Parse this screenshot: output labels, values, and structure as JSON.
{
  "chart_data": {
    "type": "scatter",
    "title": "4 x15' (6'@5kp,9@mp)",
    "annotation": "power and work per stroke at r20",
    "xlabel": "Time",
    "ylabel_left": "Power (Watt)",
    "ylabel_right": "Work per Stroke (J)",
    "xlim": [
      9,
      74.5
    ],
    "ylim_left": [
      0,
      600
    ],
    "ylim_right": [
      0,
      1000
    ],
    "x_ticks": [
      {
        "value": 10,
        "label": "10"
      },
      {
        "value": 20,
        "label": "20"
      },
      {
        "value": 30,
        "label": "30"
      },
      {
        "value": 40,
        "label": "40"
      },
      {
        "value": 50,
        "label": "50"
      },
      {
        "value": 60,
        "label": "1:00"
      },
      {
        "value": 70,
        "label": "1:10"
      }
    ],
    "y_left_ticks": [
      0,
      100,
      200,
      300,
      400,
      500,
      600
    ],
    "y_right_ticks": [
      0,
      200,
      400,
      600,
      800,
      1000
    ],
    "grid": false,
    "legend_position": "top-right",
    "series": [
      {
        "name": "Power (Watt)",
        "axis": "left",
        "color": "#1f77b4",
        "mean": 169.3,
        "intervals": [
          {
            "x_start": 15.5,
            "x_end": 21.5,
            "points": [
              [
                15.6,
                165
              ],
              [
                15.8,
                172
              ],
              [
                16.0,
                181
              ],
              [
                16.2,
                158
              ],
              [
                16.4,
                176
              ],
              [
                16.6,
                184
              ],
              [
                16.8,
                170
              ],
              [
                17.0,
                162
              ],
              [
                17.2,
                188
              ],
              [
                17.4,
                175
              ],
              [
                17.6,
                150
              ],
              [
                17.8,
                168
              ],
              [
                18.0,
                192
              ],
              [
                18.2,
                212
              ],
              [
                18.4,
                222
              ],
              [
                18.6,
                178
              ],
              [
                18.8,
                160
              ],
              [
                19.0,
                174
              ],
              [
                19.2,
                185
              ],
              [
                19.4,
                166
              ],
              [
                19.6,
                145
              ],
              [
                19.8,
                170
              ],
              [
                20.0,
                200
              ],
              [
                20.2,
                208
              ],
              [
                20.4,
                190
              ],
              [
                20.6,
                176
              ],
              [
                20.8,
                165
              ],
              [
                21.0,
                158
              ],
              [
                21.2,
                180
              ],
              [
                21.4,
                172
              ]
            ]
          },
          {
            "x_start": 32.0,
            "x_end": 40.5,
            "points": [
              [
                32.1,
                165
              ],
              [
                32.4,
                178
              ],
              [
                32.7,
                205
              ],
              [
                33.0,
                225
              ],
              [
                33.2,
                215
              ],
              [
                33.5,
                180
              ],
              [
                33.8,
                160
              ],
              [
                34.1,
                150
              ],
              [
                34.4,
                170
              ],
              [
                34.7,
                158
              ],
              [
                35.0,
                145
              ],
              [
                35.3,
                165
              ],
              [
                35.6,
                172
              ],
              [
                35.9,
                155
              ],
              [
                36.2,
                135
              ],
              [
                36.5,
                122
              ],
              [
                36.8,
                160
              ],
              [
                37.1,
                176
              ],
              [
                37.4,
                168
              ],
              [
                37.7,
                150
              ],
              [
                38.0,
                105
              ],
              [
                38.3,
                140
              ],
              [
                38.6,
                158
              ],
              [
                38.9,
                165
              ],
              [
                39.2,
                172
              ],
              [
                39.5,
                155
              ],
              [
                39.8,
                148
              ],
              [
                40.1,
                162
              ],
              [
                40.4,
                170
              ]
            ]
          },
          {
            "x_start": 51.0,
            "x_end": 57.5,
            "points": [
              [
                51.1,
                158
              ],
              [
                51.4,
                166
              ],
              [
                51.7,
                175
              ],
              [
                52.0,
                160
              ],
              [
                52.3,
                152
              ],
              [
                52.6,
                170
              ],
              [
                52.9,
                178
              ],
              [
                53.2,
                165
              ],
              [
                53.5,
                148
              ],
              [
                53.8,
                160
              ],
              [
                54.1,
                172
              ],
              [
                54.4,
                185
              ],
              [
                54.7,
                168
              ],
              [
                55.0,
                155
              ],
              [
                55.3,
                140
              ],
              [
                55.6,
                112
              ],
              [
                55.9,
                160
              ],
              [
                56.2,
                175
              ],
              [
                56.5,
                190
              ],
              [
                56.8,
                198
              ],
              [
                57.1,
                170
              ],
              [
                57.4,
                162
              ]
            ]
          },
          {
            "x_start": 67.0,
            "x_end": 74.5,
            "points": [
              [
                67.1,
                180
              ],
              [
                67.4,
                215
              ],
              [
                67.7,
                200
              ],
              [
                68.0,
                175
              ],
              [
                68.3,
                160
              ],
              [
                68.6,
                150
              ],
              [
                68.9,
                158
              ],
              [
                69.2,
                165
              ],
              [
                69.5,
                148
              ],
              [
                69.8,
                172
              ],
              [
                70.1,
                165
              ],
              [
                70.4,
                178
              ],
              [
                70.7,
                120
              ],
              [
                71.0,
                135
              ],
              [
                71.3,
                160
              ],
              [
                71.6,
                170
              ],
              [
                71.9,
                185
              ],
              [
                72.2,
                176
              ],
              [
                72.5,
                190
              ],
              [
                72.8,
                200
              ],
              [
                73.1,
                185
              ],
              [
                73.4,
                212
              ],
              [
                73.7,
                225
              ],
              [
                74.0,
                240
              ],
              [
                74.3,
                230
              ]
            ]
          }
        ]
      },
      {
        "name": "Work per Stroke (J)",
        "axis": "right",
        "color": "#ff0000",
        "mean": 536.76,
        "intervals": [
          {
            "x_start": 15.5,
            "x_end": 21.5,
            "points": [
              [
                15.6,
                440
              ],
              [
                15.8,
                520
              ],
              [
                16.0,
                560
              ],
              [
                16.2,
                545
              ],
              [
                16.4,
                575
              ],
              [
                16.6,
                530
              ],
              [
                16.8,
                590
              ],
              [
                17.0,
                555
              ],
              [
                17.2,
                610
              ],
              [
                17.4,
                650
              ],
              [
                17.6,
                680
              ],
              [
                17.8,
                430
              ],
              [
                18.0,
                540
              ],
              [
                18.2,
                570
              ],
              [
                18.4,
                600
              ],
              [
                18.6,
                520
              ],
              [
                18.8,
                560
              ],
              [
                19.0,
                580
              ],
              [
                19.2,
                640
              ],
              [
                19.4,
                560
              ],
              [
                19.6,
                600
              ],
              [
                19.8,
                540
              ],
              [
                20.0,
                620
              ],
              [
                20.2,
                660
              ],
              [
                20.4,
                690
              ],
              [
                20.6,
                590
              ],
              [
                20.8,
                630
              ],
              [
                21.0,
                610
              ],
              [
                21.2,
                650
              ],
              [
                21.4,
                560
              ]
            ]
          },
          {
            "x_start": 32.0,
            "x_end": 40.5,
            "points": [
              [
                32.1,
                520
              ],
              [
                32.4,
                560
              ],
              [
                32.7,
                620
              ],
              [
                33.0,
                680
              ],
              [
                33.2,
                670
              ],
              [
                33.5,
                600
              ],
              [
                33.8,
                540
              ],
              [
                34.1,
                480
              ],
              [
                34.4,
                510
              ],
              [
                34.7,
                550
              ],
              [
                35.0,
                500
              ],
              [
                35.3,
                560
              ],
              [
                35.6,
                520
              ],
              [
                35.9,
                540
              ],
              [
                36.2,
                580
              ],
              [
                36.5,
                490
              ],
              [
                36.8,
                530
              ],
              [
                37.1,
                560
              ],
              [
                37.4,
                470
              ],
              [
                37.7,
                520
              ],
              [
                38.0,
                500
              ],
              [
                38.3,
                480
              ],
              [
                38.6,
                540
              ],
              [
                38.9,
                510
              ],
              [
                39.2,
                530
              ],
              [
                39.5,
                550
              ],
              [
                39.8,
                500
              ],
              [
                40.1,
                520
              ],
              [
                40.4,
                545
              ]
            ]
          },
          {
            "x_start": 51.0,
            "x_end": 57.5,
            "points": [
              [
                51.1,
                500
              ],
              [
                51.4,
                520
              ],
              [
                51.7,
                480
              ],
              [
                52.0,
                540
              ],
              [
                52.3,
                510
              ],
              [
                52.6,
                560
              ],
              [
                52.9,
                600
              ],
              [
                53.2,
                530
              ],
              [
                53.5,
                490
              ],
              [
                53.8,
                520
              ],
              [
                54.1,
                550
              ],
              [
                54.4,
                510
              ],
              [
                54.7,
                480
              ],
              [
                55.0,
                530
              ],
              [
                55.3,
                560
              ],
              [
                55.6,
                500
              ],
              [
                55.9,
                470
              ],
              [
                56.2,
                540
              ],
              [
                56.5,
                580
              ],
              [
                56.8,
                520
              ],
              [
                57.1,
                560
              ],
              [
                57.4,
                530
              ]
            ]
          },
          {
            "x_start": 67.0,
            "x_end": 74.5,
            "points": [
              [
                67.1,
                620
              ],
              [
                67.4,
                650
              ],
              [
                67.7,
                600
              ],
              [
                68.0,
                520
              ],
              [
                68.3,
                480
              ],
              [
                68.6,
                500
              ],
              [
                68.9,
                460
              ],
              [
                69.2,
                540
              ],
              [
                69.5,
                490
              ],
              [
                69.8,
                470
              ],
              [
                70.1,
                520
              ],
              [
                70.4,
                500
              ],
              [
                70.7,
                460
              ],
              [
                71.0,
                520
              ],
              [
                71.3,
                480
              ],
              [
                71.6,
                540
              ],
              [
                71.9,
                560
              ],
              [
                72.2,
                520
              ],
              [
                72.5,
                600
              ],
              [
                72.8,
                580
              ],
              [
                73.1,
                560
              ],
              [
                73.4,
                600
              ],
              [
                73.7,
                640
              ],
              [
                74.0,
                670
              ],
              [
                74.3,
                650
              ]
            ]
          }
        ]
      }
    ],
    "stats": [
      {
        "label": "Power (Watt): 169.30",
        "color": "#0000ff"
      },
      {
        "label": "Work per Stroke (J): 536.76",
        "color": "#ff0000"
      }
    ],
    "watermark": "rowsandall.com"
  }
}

────

> [Given problem]:
Copy out every line with the word "Watt".

> [Solution for this problem]:
    "ylabel_left": "Power (Watt)",
        "name": "Power (Watt)",
        "label": "Power (Watt): 169.30",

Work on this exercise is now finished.